# Stated exercise
Your task is to reproduce the material exactly.

Data records

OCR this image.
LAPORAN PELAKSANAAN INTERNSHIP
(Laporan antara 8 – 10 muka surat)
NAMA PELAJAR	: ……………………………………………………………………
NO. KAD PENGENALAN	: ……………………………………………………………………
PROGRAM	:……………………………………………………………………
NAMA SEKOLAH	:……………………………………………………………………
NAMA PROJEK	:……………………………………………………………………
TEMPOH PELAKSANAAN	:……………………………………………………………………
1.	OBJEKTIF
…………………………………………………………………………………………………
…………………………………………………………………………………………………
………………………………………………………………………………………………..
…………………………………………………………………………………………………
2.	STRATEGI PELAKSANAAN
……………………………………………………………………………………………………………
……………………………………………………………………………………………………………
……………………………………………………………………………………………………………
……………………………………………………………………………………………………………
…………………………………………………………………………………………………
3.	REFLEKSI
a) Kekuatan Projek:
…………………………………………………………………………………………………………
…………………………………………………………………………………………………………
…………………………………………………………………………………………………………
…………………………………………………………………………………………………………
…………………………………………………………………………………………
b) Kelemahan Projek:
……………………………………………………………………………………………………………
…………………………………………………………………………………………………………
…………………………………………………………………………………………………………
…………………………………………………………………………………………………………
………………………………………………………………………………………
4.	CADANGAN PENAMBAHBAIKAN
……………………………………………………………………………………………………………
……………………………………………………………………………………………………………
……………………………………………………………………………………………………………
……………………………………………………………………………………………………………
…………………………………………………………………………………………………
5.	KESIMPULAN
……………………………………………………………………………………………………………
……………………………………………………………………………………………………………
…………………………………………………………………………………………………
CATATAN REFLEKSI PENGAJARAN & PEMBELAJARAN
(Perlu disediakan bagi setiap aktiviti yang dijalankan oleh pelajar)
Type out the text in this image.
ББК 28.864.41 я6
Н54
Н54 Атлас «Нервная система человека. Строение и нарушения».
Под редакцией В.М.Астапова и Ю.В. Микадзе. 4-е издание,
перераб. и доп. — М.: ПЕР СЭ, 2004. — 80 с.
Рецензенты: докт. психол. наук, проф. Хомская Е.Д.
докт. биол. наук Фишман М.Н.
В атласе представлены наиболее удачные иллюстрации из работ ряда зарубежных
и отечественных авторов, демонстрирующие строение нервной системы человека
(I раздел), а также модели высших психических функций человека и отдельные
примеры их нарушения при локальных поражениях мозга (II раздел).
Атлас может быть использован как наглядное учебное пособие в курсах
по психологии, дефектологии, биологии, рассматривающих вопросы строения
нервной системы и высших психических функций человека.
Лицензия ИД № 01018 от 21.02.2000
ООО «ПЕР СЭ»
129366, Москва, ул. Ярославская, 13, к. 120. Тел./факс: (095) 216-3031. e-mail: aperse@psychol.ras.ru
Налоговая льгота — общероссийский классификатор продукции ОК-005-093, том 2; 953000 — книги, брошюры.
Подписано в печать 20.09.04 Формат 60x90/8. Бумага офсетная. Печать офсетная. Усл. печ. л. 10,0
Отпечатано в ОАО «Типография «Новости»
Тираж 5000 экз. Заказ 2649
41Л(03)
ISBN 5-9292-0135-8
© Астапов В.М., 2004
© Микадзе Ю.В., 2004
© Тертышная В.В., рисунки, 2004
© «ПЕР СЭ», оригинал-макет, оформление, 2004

# Completed exercise
OCR this image.
LAPORAN PELAKSANAAN INTERNSHIP
(Laporan antara 8 – 10 muka surat)
NAMA PELAJAR	: ……………………………………………………………………
NO. KAD PENGENALAN	: ……………………………………………………………………
PROGRAM	:……………………………………………………………………
NAMA SEKOLAH	:……………………………………………………………………
NAMA PROJEK	:……………………………………………………………………
TEMPOH PELAKSANAAN	:……………………………………………………………………
1.	OBJEKTIF
…………………………………………………………………………………………………
…………………………………………………………………………………………………
………………………………………………………………………………………………..
…………………………………………………………………………………………………
2.	STRATEGI PELAKSANAAN
……………………………………………………………………………………………………………
……………………………………………………………………………………………………………
……………………………………………………………………………………………………………
……………………………………………………………………………………………………………
…………………………………………………………………………………………………
3.	REFLEKSI
a) Kekuatan Projek:
…………………………………………………………………………………………………………
…………………………………………………………………………………………………………
…………………………………………………………………………………………………………
…………………………………………………………………………………………………………
…………………………………………………………………………………………
b) Kelemahan Projek:
……………………………………………………………………………………………………………
…………………………………………………………………………………………………………
…………………………………………………………………………………………………………
…………………………………………………………………………………………………………
………………………………………………………………………………………
4.	CADANGAN PENAMBAHBAIKAN
……………………………………………………………………………………………………………
……………………………………………………………………………………………………………
……………………………………………………………………………………………………………
……………………………………………………………………………………………………………
…………………………………………………………………………………………………
5.	KESIMPULAN
……………………………………………………………………………………………………………
……………………………………………………………………………………………………………
…………………………………………………………………………………………………
CATATAN REFLEKSI PENGAJARAN & PEMBELAJARAN
(Perlu disediakan bagi setiap aktiviti yang dijalankan oleh pelajar)
Type out the text in this image.
ББК 28.864.41 я6
Н54
Н54 Атлас «Нервная система человека. Строение и нарушения».
Под редакцией В.М.Астапова и Ю.В. Микадзе. 4-е издание,
перераб. и доп. — М.: ПЕР СЭ, 2004. — 80 с.
Рецензенты: докт. психол. наук, проф. Хомская Е.Д.
докт. биол. наук Фишман М.Н.
В атласе представлены наиболее удачные иллюстрации из работ ряда зарубежных
и отечественных авторов, демонстрирующие строение нервной системы человека
(I раздел), а также модели высших психических функций человека и отдельные
примеры их нарушения при локальных поражениях мозга (II раздел).
Атлас может быть использован как наглядное учебное пособие в курсах
по психологии, дефектологии, биологии, рассматривающих вопросы строения
нервной системы и высших психических функций человека.
Лицензия ИД № 01018 от 21.02.2000
ООО «ПЕР СЭ»
129366, Москва, ул. Ярославская, 13, к. 120. Тел./факс: (095) 216-3031. e-mail: aperse@psychol.ras.ru
Налоговая льгота — общероссийский классификатор продукции ОК-005-093, том 2; 953000 — книги, брошюры.
Подписано в печать 20.09.04 Формат 60x90/8. Бумага офсетная. Печать офсетная. Усл. печ. л. 10,0
Отпечатано в ОАО «Типография «Новости»
Тираж 5000 экз. Заказ 2649
41Л(03)
ISBN 5-9292-0135-8
© Астапов В.М., 2004
© Микадзе Ю.В., 2004
© Тертышная В.В., рисунки, 2004
© «ПЕР СЭ», оригинал-макет, оформление, 2004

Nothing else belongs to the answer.